*EXERCISE DESCRIPTION*:
In the target detection passage, what does the binary variable introduced for the (m,n)th T-R channel indicate?

*GIVEN PASSAGE*:

Given that such a TDM is regarded as missing or unobservable, it will not be used in the subsequent TOA localization and corresponding performance evaluation [10]. We notice that the detection performance of the system heavily depends on SNR [31,40] as well. Therefore, by performing independent detection for each T-R channel, we assume that, when the target is effectively detected, the TDM for the corresponding channel is available. Then, as in [33,34,35,36], for the $(m,n)$th T-R channel, a binary variable $d_{m,n}$ is introduced to indicate whether the target is effectively detected:

$$d_{m,n}=\left\{\begin{array}{c}1,\mathrm{effectively}\mathrm{detected}\mathrm{with}\mathrm{probability}P{}_{d_{m,n}},\hfill \\ 0,\mathrm{ineffectively}\mathrm{detected}\mathrm{with}\mathrm{probability}1-P{}_{d_{m,n}},\hfill \end{array}\right.$$

(11)

where $P_{d_{m,n}}$ is the detection probability of the target corresponding to the $(m,n)$th T-R channel, and can be calculated as [8,31,40]

$$P_{d_{m,n}}=Q\left(\sqrt{2{\chi }_{m,n}},\sqrt{-2ln{P}_{fa}}\right),$$

(12)

*PROVIDED RECORDS*:
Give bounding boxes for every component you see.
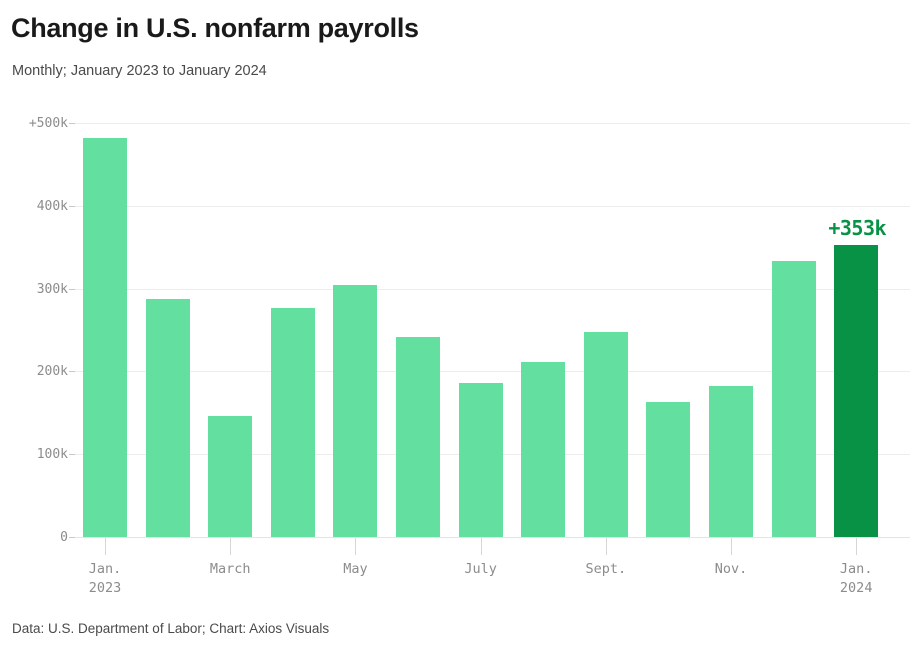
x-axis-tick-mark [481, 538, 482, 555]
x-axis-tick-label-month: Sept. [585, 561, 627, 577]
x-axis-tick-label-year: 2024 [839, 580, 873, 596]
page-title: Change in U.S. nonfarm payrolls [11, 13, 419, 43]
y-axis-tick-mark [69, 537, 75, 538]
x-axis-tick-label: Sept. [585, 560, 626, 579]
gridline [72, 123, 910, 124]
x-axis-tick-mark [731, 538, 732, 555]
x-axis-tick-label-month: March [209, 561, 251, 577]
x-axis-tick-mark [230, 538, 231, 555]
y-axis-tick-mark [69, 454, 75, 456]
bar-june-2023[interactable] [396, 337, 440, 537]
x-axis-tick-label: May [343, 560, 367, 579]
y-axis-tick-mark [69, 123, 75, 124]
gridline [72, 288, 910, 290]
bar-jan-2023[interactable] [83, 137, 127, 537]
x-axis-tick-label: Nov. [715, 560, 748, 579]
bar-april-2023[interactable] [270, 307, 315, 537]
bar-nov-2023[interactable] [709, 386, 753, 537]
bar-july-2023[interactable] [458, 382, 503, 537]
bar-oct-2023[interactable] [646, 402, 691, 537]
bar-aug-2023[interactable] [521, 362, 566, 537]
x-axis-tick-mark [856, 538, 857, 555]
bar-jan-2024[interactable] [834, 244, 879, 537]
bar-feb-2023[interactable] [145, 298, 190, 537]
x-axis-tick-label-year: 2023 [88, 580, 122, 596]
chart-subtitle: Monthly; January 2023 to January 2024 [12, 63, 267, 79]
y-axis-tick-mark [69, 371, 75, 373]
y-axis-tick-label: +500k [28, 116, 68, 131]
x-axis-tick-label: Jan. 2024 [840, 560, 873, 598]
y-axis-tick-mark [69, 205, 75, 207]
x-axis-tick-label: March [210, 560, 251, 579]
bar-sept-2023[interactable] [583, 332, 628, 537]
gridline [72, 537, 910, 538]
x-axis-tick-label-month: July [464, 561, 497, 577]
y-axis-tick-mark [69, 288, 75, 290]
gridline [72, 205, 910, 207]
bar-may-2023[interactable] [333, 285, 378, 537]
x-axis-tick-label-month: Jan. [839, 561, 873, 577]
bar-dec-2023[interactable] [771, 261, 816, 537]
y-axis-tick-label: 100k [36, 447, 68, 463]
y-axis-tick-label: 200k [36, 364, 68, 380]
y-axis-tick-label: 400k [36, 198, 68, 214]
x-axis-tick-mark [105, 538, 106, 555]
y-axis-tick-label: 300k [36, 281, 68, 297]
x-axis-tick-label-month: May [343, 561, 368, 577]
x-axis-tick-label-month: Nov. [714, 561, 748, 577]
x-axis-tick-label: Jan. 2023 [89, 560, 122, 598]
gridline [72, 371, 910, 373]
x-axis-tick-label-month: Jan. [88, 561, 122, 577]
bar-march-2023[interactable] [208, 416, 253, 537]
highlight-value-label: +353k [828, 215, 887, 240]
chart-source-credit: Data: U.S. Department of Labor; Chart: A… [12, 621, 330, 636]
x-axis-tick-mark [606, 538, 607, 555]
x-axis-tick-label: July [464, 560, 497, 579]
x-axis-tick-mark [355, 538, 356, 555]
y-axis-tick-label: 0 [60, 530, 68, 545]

*OUTPUT OF THE TASK*:
It indicates whether the target is effectively detected in that channel.